_To do_: Copy each line with the word "zeigt" in it.
** start of Records supplied **
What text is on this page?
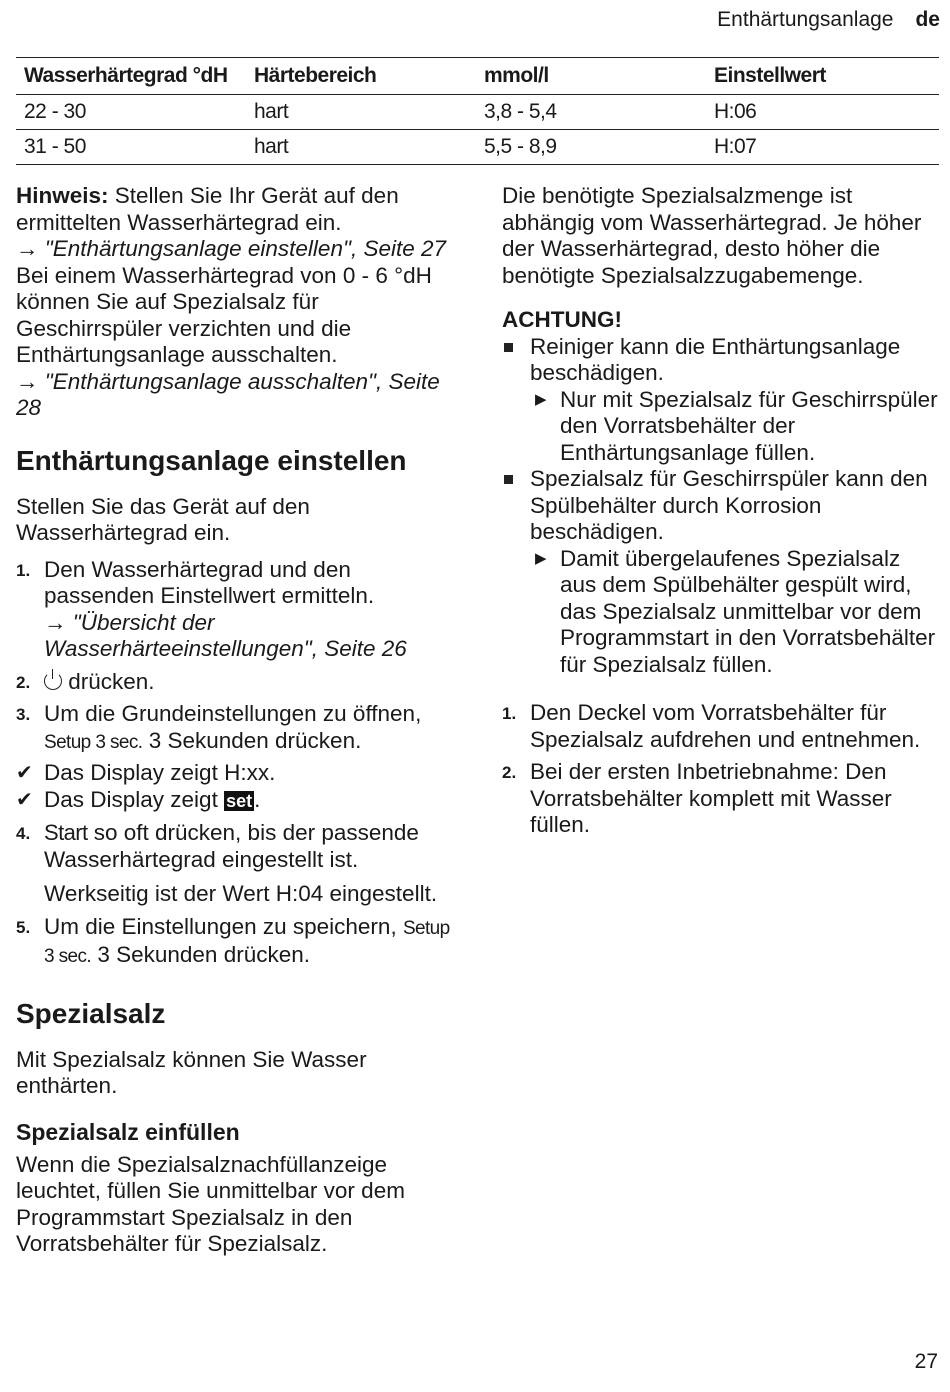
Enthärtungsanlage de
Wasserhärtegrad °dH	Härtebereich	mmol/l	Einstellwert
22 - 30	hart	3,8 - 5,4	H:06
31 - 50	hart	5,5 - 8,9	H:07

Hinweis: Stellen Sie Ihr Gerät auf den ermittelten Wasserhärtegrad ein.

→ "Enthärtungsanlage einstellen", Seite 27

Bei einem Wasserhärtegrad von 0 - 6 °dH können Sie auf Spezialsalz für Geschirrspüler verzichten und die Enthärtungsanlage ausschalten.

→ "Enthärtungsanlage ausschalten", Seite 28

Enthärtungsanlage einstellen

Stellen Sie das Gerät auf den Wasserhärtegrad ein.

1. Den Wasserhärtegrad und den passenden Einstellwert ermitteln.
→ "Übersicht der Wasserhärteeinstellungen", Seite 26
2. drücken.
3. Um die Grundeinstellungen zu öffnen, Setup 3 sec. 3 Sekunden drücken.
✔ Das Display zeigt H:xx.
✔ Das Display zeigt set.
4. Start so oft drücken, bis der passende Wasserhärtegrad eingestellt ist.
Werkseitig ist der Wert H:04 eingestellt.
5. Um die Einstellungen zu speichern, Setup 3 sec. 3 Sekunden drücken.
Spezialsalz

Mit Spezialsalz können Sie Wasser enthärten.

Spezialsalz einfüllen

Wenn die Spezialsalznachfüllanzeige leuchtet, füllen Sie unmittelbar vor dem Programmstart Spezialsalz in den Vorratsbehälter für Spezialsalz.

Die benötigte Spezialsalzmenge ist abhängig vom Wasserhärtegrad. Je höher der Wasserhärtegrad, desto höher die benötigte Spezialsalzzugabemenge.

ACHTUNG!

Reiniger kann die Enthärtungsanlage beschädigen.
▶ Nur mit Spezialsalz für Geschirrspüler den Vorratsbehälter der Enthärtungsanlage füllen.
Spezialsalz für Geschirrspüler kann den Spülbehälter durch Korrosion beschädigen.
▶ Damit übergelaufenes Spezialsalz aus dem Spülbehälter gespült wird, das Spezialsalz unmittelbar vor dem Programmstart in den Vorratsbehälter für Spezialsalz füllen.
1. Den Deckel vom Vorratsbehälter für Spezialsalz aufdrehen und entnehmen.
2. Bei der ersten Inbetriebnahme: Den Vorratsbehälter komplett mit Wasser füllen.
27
** end of Records supplied **
** start of Records supplied **
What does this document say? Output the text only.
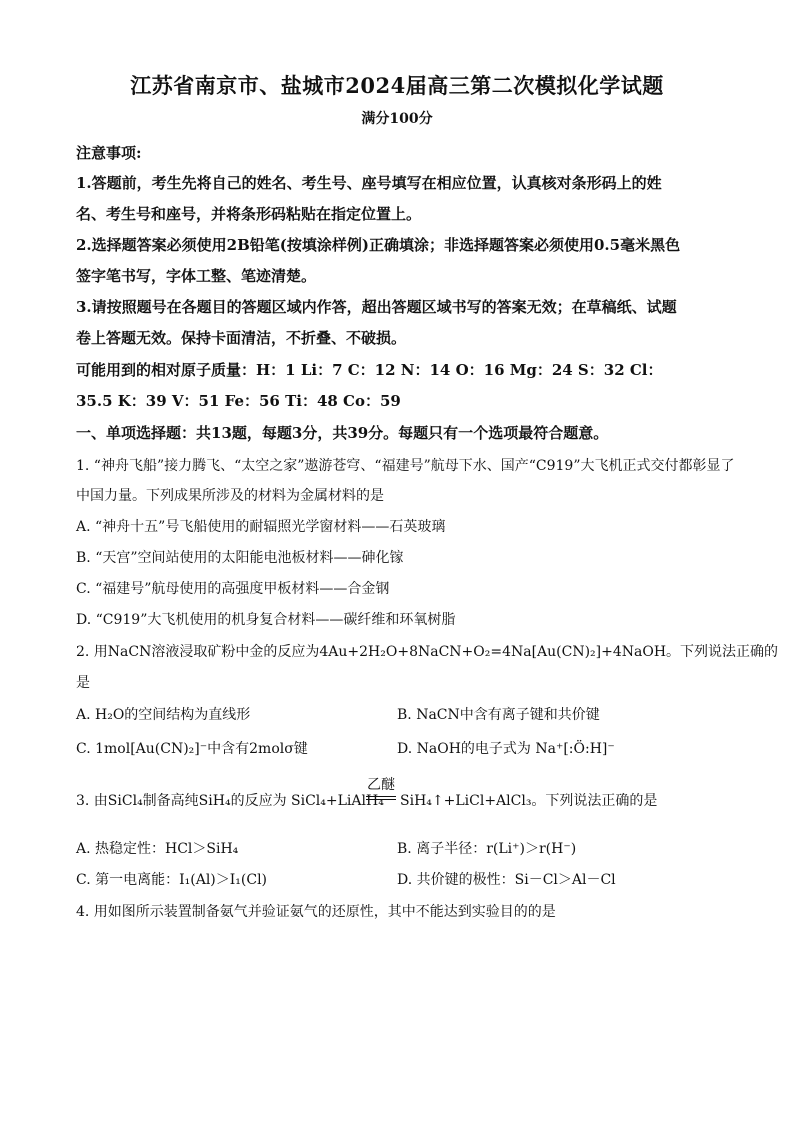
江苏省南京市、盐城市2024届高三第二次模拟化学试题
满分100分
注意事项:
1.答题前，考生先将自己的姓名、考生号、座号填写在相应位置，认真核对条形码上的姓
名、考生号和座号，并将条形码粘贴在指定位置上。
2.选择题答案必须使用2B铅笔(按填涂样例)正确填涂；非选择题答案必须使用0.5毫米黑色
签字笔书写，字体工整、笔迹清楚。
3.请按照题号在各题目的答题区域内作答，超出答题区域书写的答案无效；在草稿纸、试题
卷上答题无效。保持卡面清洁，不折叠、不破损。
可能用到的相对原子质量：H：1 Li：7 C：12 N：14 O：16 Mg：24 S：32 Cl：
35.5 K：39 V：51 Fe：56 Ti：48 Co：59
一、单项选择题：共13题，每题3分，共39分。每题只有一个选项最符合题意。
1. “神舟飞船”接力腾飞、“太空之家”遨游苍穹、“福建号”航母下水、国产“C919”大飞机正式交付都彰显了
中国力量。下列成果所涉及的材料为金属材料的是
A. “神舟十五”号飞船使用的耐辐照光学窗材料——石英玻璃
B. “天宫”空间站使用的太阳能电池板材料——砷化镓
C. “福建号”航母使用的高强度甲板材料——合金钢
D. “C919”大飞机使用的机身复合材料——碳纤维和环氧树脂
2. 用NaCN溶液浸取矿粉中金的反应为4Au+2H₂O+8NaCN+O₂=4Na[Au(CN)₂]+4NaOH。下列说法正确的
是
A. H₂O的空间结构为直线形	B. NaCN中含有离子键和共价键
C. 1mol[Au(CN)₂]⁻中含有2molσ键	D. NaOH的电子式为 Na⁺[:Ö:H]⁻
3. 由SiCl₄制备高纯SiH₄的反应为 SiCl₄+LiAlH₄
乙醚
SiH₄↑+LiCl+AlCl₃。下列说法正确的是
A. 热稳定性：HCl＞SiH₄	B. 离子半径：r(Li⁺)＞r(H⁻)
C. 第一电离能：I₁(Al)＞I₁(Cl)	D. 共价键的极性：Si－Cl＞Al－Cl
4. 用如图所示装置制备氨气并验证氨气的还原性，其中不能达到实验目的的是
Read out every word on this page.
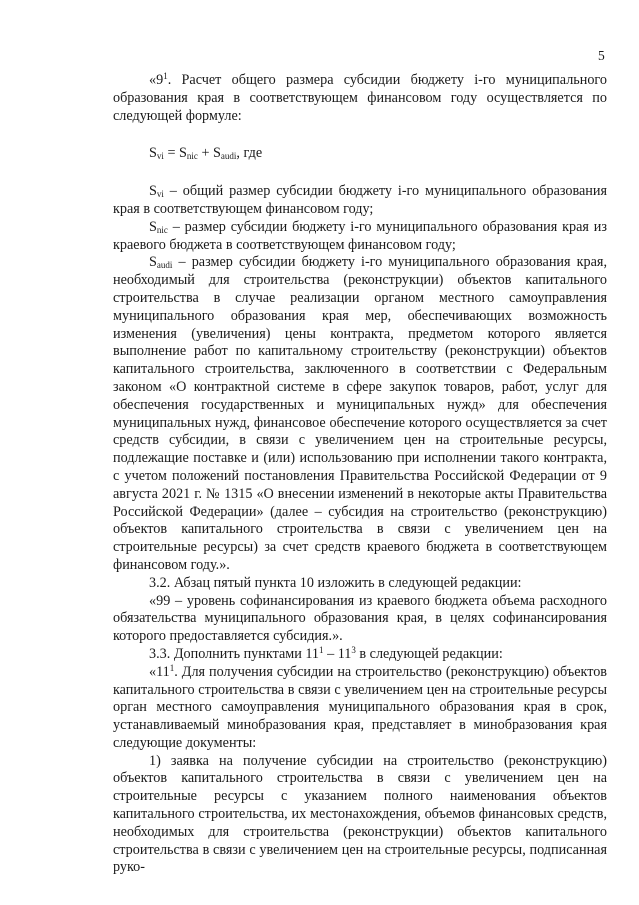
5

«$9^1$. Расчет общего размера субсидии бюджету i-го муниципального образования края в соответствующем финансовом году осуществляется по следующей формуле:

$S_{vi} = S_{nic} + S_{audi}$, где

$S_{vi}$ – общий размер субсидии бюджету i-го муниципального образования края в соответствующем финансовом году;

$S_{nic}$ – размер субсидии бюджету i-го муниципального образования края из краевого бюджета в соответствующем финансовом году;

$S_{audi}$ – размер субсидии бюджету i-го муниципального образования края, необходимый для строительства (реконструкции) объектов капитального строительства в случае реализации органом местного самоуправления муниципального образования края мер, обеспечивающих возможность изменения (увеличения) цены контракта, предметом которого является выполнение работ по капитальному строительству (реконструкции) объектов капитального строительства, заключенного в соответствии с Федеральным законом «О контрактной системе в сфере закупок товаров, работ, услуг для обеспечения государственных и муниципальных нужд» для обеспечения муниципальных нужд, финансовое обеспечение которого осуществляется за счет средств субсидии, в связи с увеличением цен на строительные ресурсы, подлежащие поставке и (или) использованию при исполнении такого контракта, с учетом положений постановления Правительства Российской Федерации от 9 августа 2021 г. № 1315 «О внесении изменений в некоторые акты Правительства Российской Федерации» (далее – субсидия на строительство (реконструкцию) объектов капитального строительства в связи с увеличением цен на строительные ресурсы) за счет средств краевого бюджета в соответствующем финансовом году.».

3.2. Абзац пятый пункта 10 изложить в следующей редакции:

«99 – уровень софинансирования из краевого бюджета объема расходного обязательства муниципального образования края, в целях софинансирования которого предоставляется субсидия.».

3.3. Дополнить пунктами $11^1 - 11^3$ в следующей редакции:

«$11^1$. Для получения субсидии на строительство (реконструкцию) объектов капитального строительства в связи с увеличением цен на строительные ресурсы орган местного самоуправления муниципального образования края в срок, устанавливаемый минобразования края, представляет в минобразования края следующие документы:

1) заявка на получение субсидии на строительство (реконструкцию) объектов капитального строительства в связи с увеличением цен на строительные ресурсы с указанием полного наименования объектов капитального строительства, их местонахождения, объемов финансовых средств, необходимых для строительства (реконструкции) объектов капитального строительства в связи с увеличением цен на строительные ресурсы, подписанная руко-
** end of Records supplied **
_Answer to this problem_:
✔ Das Display zeigt H:xx.
✔ Das Display zeigt set.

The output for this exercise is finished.